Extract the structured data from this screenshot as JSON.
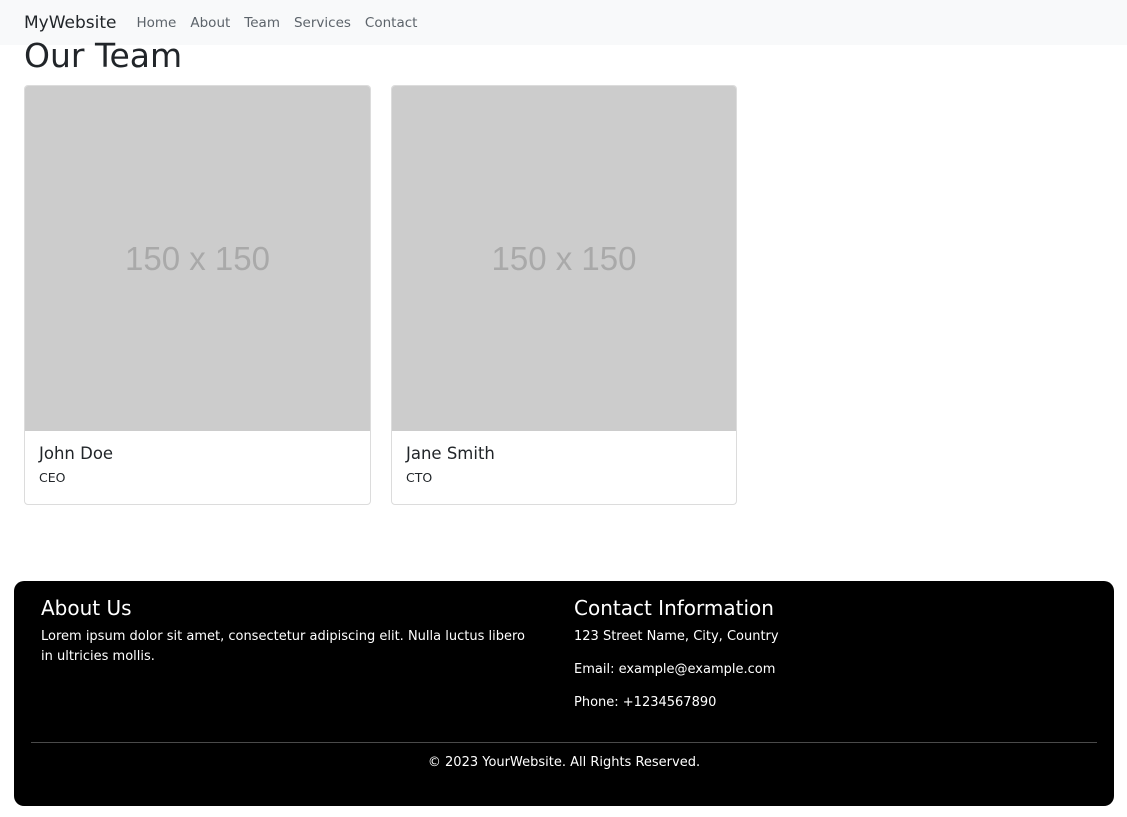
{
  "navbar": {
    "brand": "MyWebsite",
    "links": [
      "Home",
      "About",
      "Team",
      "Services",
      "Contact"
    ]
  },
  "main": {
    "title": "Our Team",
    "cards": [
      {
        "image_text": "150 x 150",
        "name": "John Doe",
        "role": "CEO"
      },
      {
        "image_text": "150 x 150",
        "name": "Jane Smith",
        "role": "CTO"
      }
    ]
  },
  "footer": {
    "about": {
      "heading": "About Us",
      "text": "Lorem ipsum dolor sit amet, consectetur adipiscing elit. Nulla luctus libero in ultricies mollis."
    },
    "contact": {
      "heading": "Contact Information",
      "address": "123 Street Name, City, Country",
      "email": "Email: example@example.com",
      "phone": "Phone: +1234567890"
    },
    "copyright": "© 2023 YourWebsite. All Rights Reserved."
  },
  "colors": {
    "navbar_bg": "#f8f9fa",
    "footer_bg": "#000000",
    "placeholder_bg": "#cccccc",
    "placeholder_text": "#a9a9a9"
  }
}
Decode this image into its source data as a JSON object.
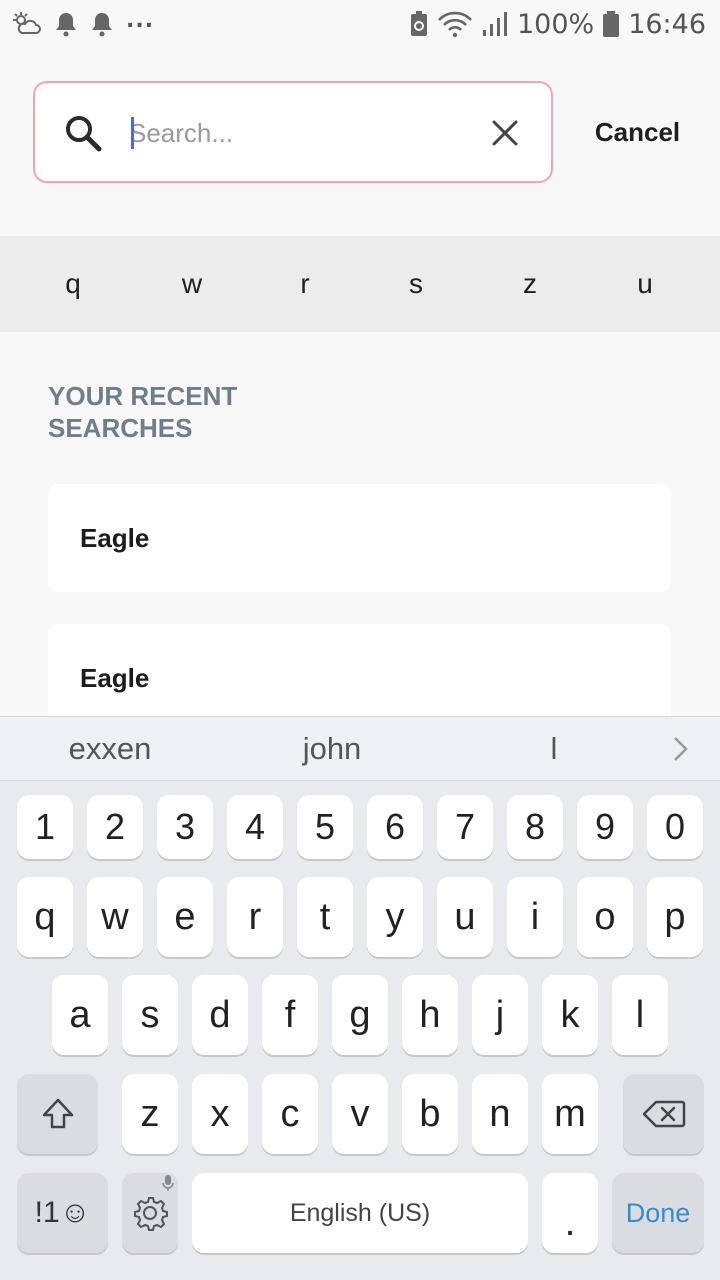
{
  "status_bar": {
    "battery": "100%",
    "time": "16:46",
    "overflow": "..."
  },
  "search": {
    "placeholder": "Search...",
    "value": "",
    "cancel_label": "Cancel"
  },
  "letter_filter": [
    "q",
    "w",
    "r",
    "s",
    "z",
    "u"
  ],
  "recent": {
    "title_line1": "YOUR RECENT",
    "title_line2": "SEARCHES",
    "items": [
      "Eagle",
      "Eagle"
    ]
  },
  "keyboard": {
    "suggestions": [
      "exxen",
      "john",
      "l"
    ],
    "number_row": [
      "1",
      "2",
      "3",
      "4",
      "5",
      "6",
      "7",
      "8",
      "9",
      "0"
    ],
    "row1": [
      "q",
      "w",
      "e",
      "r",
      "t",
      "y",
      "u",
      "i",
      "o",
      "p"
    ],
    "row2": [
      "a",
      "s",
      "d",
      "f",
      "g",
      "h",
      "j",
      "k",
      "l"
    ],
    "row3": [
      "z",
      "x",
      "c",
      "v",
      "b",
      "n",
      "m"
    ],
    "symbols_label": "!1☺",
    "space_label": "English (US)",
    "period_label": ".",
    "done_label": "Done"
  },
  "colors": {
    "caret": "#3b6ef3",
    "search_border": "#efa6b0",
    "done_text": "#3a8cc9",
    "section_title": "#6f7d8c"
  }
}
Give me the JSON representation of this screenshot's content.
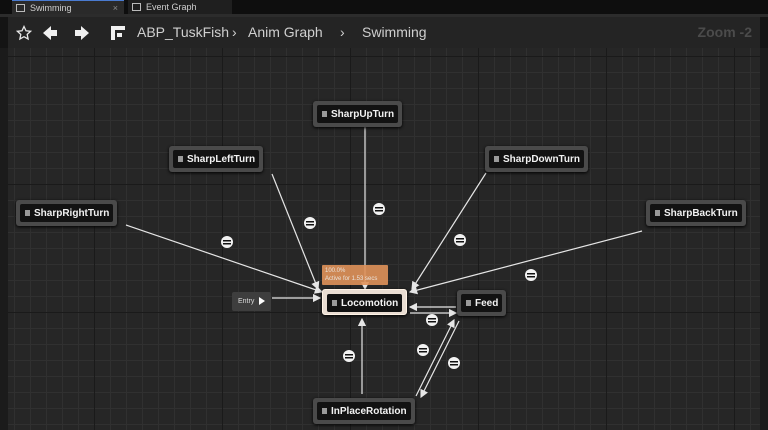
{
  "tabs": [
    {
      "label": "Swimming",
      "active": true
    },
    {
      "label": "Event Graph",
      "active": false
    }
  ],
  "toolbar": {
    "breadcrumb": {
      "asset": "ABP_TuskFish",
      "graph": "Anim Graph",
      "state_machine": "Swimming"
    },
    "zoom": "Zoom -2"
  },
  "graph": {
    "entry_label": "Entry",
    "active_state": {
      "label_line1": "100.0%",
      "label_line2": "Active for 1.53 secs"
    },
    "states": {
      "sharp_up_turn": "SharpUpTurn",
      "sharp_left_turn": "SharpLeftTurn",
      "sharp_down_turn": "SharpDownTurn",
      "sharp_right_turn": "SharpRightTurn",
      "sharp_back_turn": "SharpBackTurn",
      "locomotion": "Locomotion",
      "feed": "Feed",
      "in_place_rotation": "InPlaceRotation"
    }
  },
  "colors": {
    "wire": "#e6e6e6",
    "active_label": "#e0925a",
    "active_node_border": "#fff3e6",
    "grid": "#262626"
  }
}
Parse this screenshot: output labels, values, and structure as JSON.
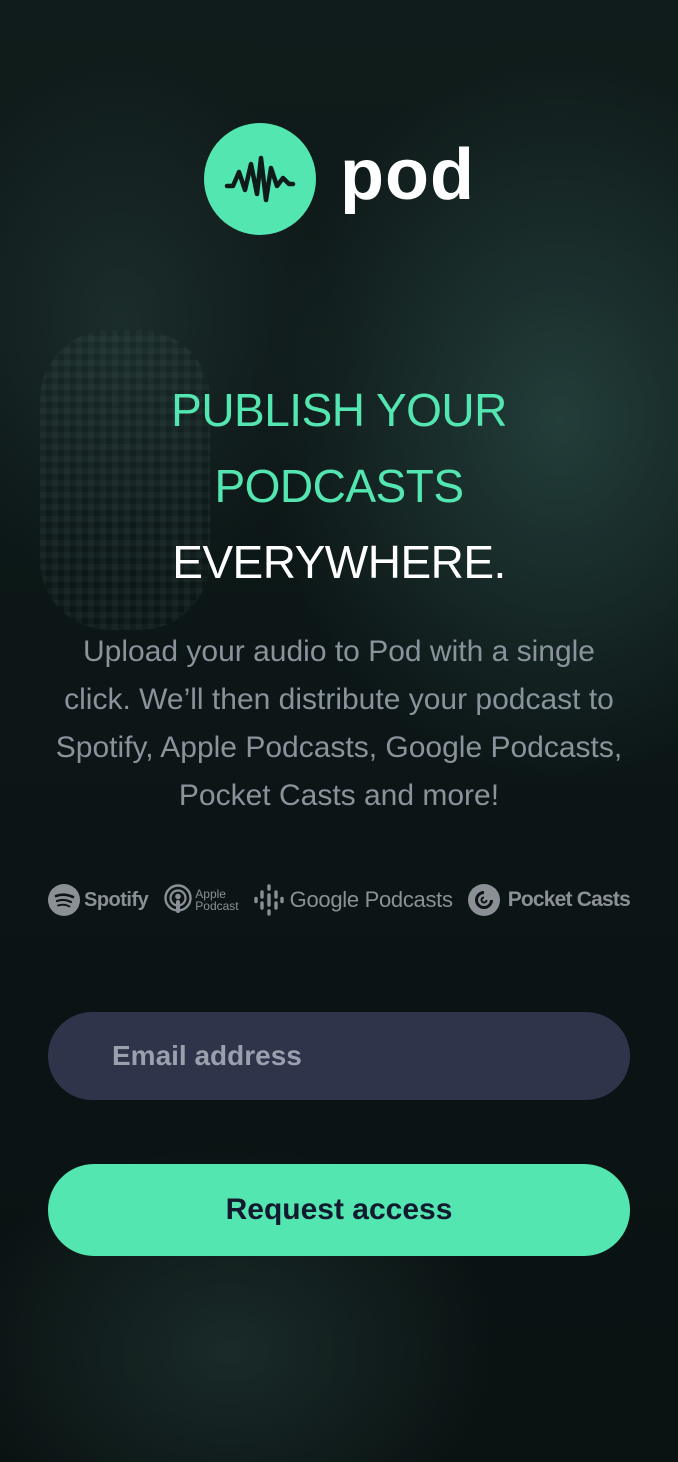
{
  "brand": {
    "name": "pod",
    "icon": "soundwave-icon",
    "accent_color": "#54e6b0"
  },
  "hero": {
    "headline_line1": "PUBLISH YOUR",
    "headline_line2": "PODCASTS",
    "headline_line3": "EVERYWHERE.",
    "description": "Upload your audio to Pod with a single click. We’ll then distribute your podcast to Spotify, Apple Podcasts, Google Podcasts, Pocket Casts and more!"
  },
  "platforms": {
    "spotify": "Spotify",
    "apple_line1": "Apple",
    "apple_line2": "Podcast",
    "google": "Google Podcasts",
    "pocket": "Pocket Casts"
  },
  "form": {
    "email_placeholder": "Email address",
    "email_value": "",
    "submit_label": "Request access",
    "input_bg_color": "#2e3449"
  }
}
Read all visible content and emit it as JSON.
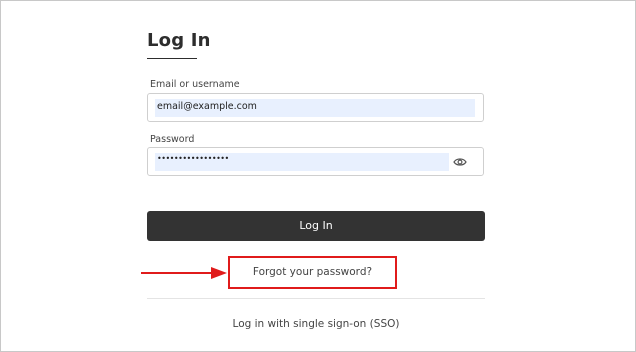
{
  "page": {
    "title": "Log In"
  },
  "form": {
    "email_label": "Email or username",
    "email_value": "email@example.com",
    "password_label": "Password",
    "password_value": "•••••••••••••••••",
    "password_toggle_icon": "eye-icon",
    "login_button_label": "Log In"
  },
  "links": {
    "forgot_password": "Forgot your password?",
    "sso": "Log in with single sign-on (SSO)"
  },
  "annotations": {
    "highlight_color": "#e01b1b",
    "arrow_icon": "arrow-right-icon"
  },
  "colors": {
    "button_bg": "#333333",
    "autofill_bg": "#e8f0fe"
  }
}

## Problem statement
All the material shown above is to be copied exactly, with no pictures carried over.

## Task solution
Extract the structured data from this screenshot as JSON.
{
  "navbar": {
    "brand": "MyWebsite",
    "links": [
      "Home",
      "About",
      "Team",
      "Services",
      "Contact"
    ]
  },
  "main": {
    "title": "Our Team",
    "cards": [
      {
        "image_text": "150 x 150",
        "name": "John Doe",
        "role": "CEO"
      },
      {
        "image_text": "150 x 150",
        "name": "Jane Smith",
        "role": "CTO"
      }
    ]
  },
  "footer": {
    "about": {
      "heading": "About Us",
      "text": "Lorem ipsum dolor sit amet, consectetur adipiscing elit. Nulla luctus libero in ultricies mollis."
    },
    "contact": {
      "heading": "Contact Information",
      "address": "123 Street Name, City, Country",
      "email": "Email: example@example.com",
      "phone": "Phone: +1234567890"
    },
    "copyright": "© 2023 YourWebsite. All Rights Reserved."
  },
  "colors": {
    "navbar_bg": "#f8f9fa",
    "footer_bg": "#000000",
    "placeholder_bg": "#cccccc",
    "placeholder_text": "#a9a9a9"
  }
}
Decode this image into its source data as a JSON object.
{
  "status_bar": {
    "battery": "100%",
    "time": "16:46",
    "overflow": "..."
  },
  "search": {
    "placeholder": "Search...",
    "value": "",
    "cancel_label": "Cancel"
  },
  "letter_filter": [
    "q",
    "w",
    "r",
    "s",
    "z",
    "u"
  ],
  "recent": {
    "title_line1": "YOUR RECENT",
    "title_line2": "SEARCHES",
    "items": [
      "Eagle",
      "Eagle"
    ]
  },
  "keyboard": {
    "suggestions": [
      "exxen",
      "john",
      "l"
    ],
    "number_row": [
      "1",
      "2",
      "3",
      "4",
      "5",
      "6",
      "7",
      "8",
      "9",
      "0"
    ],
    "row1": [
      "q",
      "w",
      "e",
      "r",
      "t",
      "y",
      "u",
      "i",
      "o",
      "p"
    ],
    "row2": [
      "a",
      "s",
      "d",
      "f",
      "g",
      "h",
      "j",
      "k",
      "l"
    ],
    "row3": [
      "z",
      "x",
      "c",
      "v",
      "b",
      "n",
      "m"
    ],
    "symbols_label": "!1☺",
    "space_label": "English (US)",
    "period_label": ".",
    "done_label": "Done"
  },
  "colors": {
    "caret": "#3b6ef3",
    "search_border": "#efa6b0",
    "done_text": "#3a8cc9",
    "section_title": "#6f7d8c"
  }
}
Give me the JSON representation of this screenshot's content.
{
  "tabs": [
    {
      "label": "Swimming",
      "active": true
    },
    {
      "label": "Event Graph",
      "active": false
    }
  ],
  "toolbar": {
    "breadcrumb": {
      "asset": "ABP_TuskFish",
      "graph": "Anim Graph",
      "state_machine": "Swimming"
    },
    "zoom": "Zoom -2"
  },
  "graph": {
    "entry_label": "Entry",
    "active_state": {
      "label_line1": "100.0%",
      "label_line2": "Active for 1.53 secs"
    },
    "states": {
      "sharp_up_turn": "SharpUpTurn",
      "sharp_left_turn": "SharpLeftTurn",
      "sharp_down_turn": "SharpDownTurn",
      "sharp_right_turn": "SharpRightTurn",
      "sharp_back_turn": "SharpBackTurn",
      "locomotion": "Locomotion",
      "feed": "Feed",
      "in_place_rotation": "InPlaceRotation"
    }
  },
  "colors": {
    "wire": "#e6e6e6",
    "active_label": "#e0925a",
    "active_node_border": "#fff3e6",
    "grid": "#262626"
  }
}
Parse this screenshot: output labels, values, and structure as JSON.
{
  "brand": {
    "name": "pod",
    "icon": "soundwave-icon",
    "accent_color": "#54e6b0"
  },
  "hero": {
    "headline_line1": "PUBLISH YOUR",
    "headline_line2": "PODCASTS",
    "headline_line3": "EVERYWHERE.",
    "description": "Upload your audio to Pod with a single click. We’ll then distribute your podcast to Spotify, Apple Podcasts, Google Podcasts, Pocket Casts and more!"
  },
  "platforms": {
    "spotify": "Spotify",
    "apple_line1": "Apple",
    "apple_line2": "Podcast",
    "google": "Google Podcasts",
    "pocket": "Pocket Casts"
  },
  "form": {
    "email_placeholder": "Email address",
    "email_value": "",
    "submit_label": "Request access",
    "input_bg_color": "#2e3449"
  }
}
Read all visible content and emit it as JSON.
{
  "page": {
    "title": "Log In"
  },
  "form": {
    "email_label": "Email or username",
    "email_value": "email@example.com",
    "password_label": "Password",
    "password_value": "•••••••••••••••••",
    "password_toggle_icon": "eye-icon",
    "login_button_label": "Log In"
  },
  "links": {
    "forgot_password": "Forgot your password?",
    "sso": "Log in with single sign-on (SSO)"
  },
  "annotations": {
    "highlight_color": "#e01b1b",
    "arrow_icon": "arrow-right-icon"
  },
  "colors": {
    "button_bg": "#333333",
    "autofill_bg": "#e8f0fe"
  }
}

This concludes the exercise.